» **Work required**
Every line of the listing must be reproduced as it stands. Leave the images behind.

» **The input**

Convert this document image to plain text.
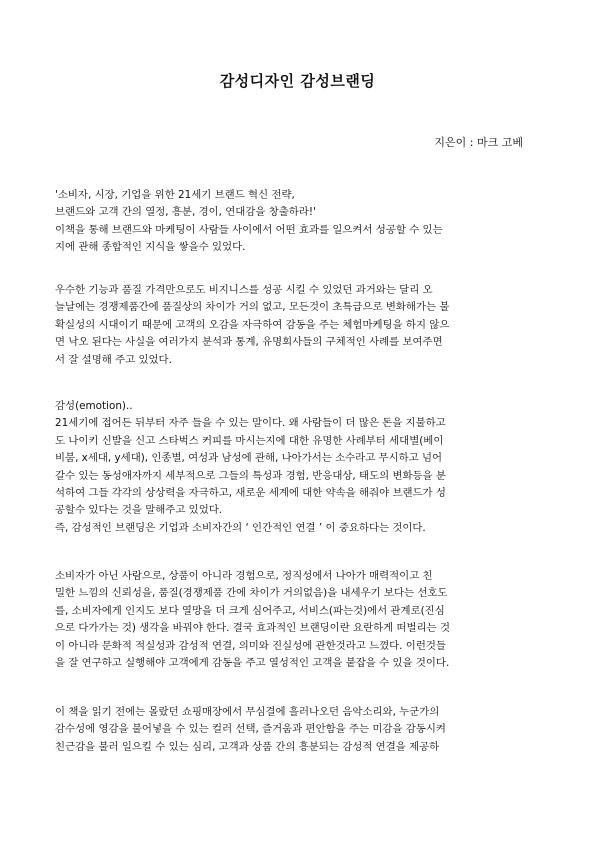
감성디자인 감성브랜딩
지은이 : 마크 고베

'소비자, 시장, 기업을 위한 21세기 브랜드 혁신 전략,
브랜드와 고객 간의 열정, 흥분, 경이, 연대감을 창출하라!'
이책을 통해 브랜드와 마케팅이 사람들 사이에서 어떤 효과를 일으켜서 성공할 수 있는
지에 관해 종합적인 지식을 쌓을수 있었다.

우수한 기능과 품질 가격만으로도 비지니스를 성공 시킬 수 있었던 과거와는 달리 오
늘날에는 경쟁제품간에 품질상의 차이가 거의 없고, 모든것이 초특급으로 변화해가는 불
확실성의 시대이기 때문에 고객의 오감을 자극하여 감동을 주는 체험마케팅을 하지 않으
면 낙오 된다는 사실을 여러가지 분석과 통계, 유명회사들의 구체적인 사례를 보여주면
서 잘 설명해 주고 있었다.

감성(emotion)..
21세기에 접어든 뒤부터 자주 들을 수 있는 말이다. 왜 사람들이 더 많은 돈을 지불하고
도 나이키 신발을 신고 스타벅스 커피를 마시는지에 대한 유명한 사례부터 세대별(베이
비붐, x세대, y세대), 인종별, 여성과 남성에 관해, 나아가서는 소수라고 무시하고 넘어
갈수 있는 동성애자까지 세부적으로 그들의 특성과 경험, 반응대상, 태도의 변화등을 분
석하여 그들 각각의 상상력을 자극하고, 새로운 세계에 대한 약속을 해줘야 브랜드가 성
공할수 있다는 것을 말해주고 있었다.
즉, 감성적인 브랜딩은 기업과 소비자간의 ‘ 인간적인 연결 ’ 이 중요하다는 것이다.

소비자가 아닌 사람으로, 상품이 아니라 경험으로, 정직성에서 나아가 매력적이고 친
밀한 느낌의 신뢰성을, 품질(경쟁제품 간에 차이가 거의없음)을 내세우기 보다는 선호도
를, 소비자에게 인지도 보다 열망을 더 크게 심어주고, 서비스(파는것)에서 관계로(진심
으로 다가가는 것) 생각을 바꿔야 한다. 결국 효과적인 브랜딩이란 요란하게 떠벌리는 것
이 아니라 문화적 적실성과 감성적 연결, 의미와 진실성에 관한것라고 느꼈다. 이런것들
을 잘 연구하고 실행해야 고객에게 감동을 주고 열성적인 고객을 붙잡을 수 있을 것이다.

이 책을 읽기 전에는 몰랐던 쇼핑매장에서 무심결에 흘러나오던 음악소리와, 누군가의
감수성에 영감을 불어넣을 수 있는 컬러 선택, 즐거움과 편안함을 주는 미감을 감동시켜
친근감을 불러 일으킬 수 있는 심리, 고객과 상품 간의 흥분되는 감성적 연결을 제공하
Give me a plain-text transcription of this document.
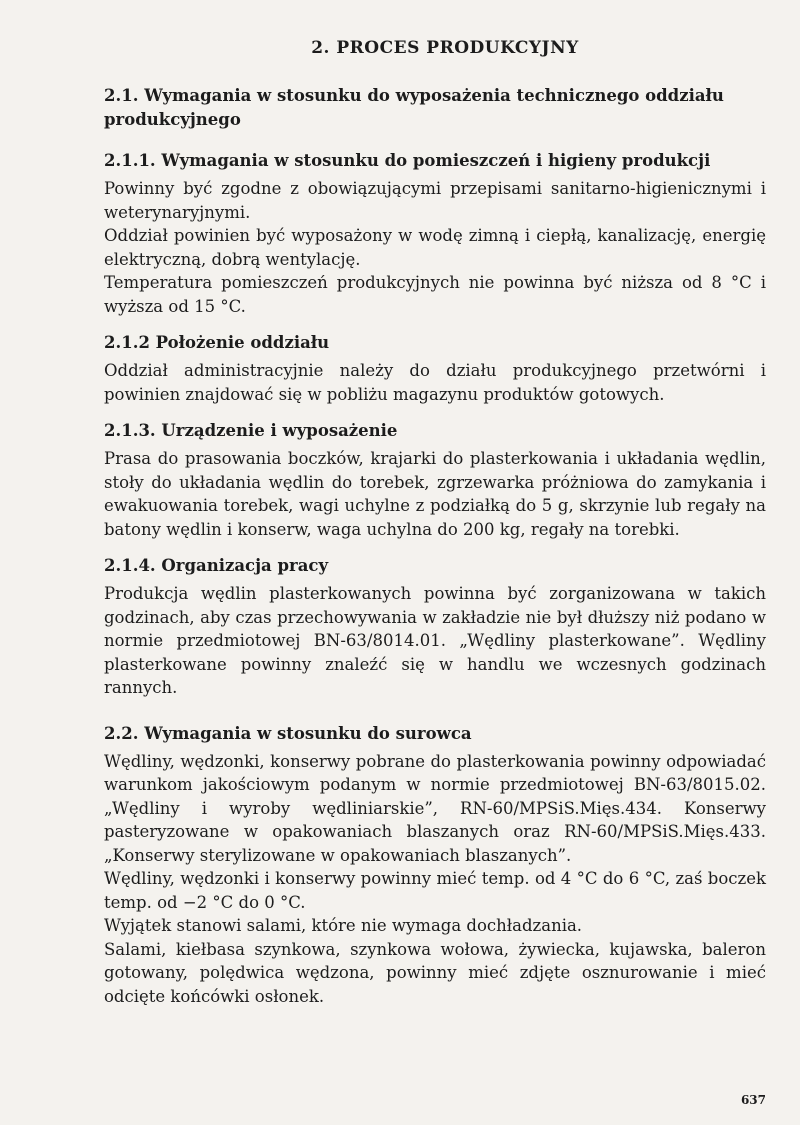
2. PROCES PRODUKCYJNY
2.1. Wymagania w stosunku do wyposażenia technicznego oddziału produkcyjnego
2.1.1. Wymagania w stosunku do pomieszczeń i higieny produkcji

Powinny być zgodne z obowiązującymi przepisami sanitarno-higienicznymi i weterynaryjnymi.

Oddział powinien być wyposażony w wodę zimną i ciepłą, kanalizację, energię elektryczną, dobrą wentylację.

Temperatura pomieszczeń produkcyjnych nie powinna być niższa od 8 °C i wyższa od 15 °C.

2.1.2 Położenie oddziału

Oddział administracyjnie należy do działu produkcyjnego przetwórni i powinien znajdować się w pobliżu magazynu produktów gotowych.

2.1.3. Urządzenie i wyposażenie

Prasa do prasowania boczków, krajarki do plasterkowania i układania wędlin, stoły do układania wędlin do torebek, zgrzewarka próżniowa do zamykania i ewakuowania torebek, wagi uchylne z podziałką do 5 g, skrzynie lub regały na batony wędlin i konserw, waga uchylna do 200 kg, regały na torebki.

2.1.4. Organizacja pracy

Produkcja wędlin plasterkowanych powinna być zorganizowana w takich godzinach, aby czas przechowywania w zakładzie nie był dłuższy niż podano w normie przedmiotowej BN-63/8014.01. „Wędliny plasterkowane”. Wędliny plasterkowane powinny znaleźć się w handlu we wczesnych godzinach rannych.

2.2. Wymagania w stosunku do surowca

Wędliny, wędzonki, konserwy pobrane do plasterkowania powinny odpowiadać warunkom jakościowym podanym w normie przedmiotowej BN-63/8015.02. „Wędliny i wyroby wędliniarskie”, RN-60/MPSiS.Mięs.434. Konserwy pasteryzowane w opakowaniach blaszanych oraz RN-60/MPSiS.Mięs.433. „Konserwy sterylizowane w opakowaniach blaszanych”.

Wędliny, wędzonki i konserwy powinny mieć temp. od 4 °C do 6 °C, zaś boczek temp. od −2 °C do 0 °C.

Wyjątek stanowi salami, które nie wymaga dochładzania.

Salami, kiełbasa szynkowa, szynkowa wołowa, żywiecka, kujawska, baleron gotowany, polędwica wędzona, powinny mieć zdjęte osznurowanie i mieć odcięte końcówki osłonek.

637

» **Written response**
Convert this document image to plain text.
감성디자인 감성브랜딩
지은이 : 마크 고베

'소비자, 시장, 기업을 위한 21세기 브랜드 혁신 전략,
브랜드와 고객 간의 열정, 흥분, 경이, 연대감을 창출하라!'
이책을 통해 브랜드와 마케팅이 사람들 사이에서 어떤 효과를 일으켜서 성공할 수 있는
지에 관해 종합적인 지식을 쌓을수 있었다.

우수한 기능과 품질 가격만으로도 비지니스를 성공 시킬 수 있었던 과거와는 달리 오
늘날에는 경쟁제품간에 품질상의 차이가 거의 없고, 모든것이 초특급으로 변화해가는 불
확실성의 시대이기 때문에 고객의 오감을 자극하여 감동을 주는 체험마케팅을 하지 않으
면 낙오 된다는 사실을 여러가지 분석과 통계, 유명회사들의 구체적인 사례를 보여주면
서 잘 설명해 주고 있었다.

감성(emotion)..
21세기에 접어든 뒤부터 자주 들을 수 있는 말이다. 왜 사람들이 더 많은 돈을 지불하고
도 나이키 신발을 신고 스타벅스 커피를 마시는지에 대한 유명한 사례부터 세대별(베이
비붐, x세대, y세대), 인종별, 여성과 남성에 관해, 나아가서는 소수라고 무시하고 넘어
갈수 있는 동성애자까지 세부적으로 그들의 특성과 경험, 반응대상, 태도의 변화등을 분
석하여 그들 각각의 상상력을 자극하고, 새로운 세계에 대한 약속을 해줘야 브랜드가 성
공할수 있다는 것을 말해주고 있었다.
즉, 감성적인 브랜딩은 기업과 소비자간의 ‘ 인간적인 연결 ’ 이 중요하다는 것이다.

소비자가 아닌 사람으로, 상품이 아니라 경험으로, 정직성에서 나아가 매력적이고 친
밀한 느낌의 신뢰성을, 품질(경쟁제품 간에 차이가 거의없음)을 내세우기 보다는 선호도
를, 소비자에게 인지도 보다 열망을 더 크게 심어주고, 서비스(파는것)에서 관계로(진심
으로 다가가는 것) 생각을 바꿔야 한다. 결국 효과적인 브랜딩이란 요란하게 떠벌리는 것
이 아니라 문화적 적실성과 감성적 연결, 의미와 진실성에 관한것라고 느꼈다. 이런것들
을 잘 연구하고 실행해야 고객에게 감동을 주고 열성적인 고객을 붙잡을 수 있을 것이다.

이 책을 읽기 전에는 몰랐던 쇼핑매장에서 무심결에 흘러나오던 음악소리와, 누군가의
감수성에 영감을 불어넣을 수 있는 컬러 선택, 즐거움과 편안함을 주는 미감을 감동시켜
친근감을 불러 일으킬 수 있는 심리, 고객과 상품 간의 흥분되는 감성적 연결을 제공하
Give me a plain-text transcription of this document.
2. PROCES PRODUKCYJNY
2.1. Wymagania w stosunku do wyposażenia technicznego oddziału produkcyjnego
2.1.1. Wymagania w stosunku do pomieszczeń i higieny produkcji

Powinny być zgodne z obowiązującymi przepisami sanitarno-higienicznymi i weterynaryjnymi.

Oddział powinien być wyposażony w wodę zimną i ciepłą, kanalizację, energię elektryczną, dobrą wentylację.

Temperatura pomieszczeń produkcyjnych nie powinna być niższa od 8 °C i wyższa od 15 °C.

2.1.2 Położenie oddziału

Oddział administracyjnie należy do działu produkcyjnego przetwórni i powinien znajdować się w pobliżu magazynu produktów gotowych.

2.1.3. Urządzenie i wyposażenie

Prasa do prasowania boczków, krajarki do plasterkowania i układania wędlin, stoły do układania wędlin do torebek, zgrzewarka próżniowa do zamykania i ewakuowania torebek, wagi uchylne z podziałką do 5 g, skrzynie lub regały na batony wędlin i konserw, waga uchylna do 200 kg, regały na torebki.

2.1.4. Organizacja pracy

Produkcja wędlin plasterkowanych powinna być zorganizowana w takich godzinach, aby czas przechowywania w zakładzie nie był dłuższy niż podano w normie przedmiotowej BN-63/8014.01. „Wędliny plasterkowane”. Wędliny plasterkowane powinny znaleźć się w handlu we wczesnych godzinach rannych.

2.2. Wymagania w stosunku do surowca

Wędliny, wędzonki, konserwy pobrane do plasterkowania powinny odpowiadać warunkom jakościowym podanym w normie przedmiotowej BN-63/8015.02. „Wędliny i wyroby wędliniarskie”, RN-60/MPSiS.Mięs.434. Konserwy pasteryzowane w opakowaniach blaszanych oraz RN-60/MPSiS.Mięs.433. „Konserwy sterylizowane w opakowaniach blaszanych”.

Wędliny, wędzonki i konserwy powinny mieć temp. od 4 °C do 6 °C, zaś boczek temp. od −2 °C do 0 °C.

Wyjątek stanowi salami, które nie wymaga dochładzania.

Salami, kiełbasa szynkowa, szynkowa wołowa, żywiecka, kujawska, baleron gotowany, polędwica wędzona, powinny mieć zdjęte osznurowanie i mieć odcięte końcówki osłonek.

637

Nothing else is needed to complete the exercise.